***** Input for this task

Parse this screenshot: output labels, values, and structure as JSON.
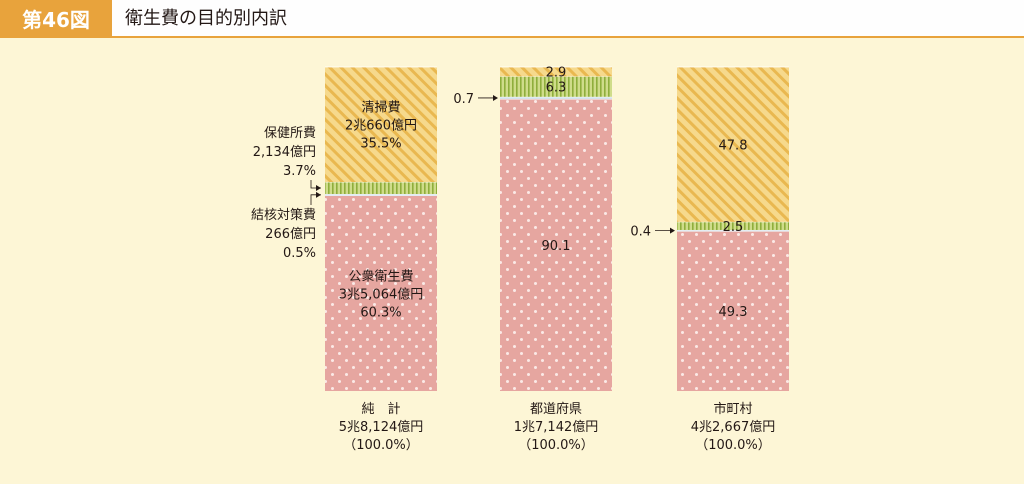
{
  "header": {
    "figure_number": "第46図",
    "title": "衛生費の目的別内訳"
  },
  "colors": {
    "accent": "#e8a33c",
    "background": "#fdf6d6",
    "cleaning": "#f0c96a",
    "health_center": "#b8cc66",
    "tuberculosis": "#c8dce8",
    "public_health": "#e6a6a0"
  },
  "chart_data": {
    "type": "bar",
    "stacked": true,
    "unit": "%",
    "categories": [
      "純　計",
      "都道府県",
      "市町村"
    ],
    "category_totals": [
      [
        "純　計",
        "5兆8,124億円",
        "（100.0%）"
      ],
      [
        "都道府県",
        "1兆7,142億円",
        "（100.0%）"
      ],
      [
        "市町村",
        "4兆2,667億円",
        "（100.0%）"
      ]
    ],
    "ylim": [
      0,
      100
    ],
    "series": [
      {
        "key": "public_health",
        "values": [
          60.3,
          90.1,
          49.3
        ],
        "labels": [
          [
            "公衆衛生費",
            "3兆5,064億円",
            "60.3%"
          ],
          [
            "90.1"
          ],
          [
            "49.3"
          ]
        ]
      },
      {
        "key": "tuberculosis",
        "values": [
          0.5,
          0.7,
          0.4
        ],
        "labels": [
          [],
          [],
          []
        ]
      },
      {
        "key": "health_center",
        "values": [
          3.7,
          6.3,
          2.5
        ],
        "labels": [
          [],
          [
            "6.3"
          ],
          [
            "2.5"
          ]
        ]
      },
      {
        "key": "cleaning",
        "values": [
          35.5,
          2.9,
          47.8
        ],
        "labels": [
          [
            "清掃費",
            "2兆660億円",
            "35.5%"
          ],
          [
            "2.9"
          ],
          [
            "47.8"
          ]
        ]
      }
    ],
    "side_annotations": {
      "health_center_total": [
        "保健所費",
        "2,134億円",
        "3.7%"
      ],
      "tuberculosis_total": [
        "結核対策費",
        "266億円",
        "0.5%"
      ],
      "prefecture_small": "0.7",
      "municipal_small": "0.4"
    }
  }
}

**********

◆ What is being asked
Reproduce the records, all of them, word for word; omit the pictures.

◆ Task output
Parse this screenshot: output labels, values, and structure as JSON.
{
  "header": {
    "figure_number": "第46図",
    "title": "衛生費の目的別内訳"
  },
  "colors": {
    "accent": "#e8a33c",
    "background": "#fdf6d6",
    "cleaning": "#f0c96a",
    "health_center": "#b8cc66",
    "tuberculosis": "#c8dce8",
    "public_health": "#e6a6a0"
  },
  "chart_data": {
    "type": "bar",
    "stacked": true,
    "unit": "%",
    "categories": [
      "純　計",
      "都道府県",
      "市町村"
    ],
    "category_totals": [
      [
        "純　計",
        "5兆8,124億円",
        "（100.0%）"
      ],
      [
        "都道府県",
        "1兆7,142億円",
        "（100.0%）"
      ],
      [
        "市町村",
        "4兆2,667億円",
        "（100.0%）"
      ]
    ],
    "ylim": [
      0,
      100
    ],
    "series": [
      {
        "key": "public_health",
        "values": [
          60.3,
          90.1,
          49.3
        ],
        "labels": [
          [
            "公衆衛生費",
            "3兆5,064億円",
            "60.3%"
          ],
          [
            "90.1"
          ],
          [
            "49.3"
          ]
        ]
      },
      {
        "key": "tuberculosis",
        "values": [
          0.5,
          0.7,
          0.4
        ],
        "labels": [
          [],
          [],
          []
        ]
      },
      {
        "key": "health_center",
        "values": [
          3.7,
          6.3,
          2.5
        ],
        "labels": [
          [],
          [
            "6.3"
          ],
          [
            "2.5"
          ]
        ]
      },
      {
        "key": "cleaning",
        "values": [
          35.5,
          2.9,
          47.8
        ],
        "labels": [
          [
            "清掃費",
            "2兆660億円",
            "35.5%"
          ],
          [
            "2.9"
          ],
          [
            "47.8"
          ]
        ]
      }
    ],
    "side_annotations": {
      "health_center_total": [
        "保健所費",
        "2,134億円",
        "3.7%"
      ],
      "tuberculosis_total": [
        "結核対策費",
        "266億円",
        "0.5%"
      ],
      "prefecture_small": "0.7",
      "municipal_small": "0.4"
    }
  }
}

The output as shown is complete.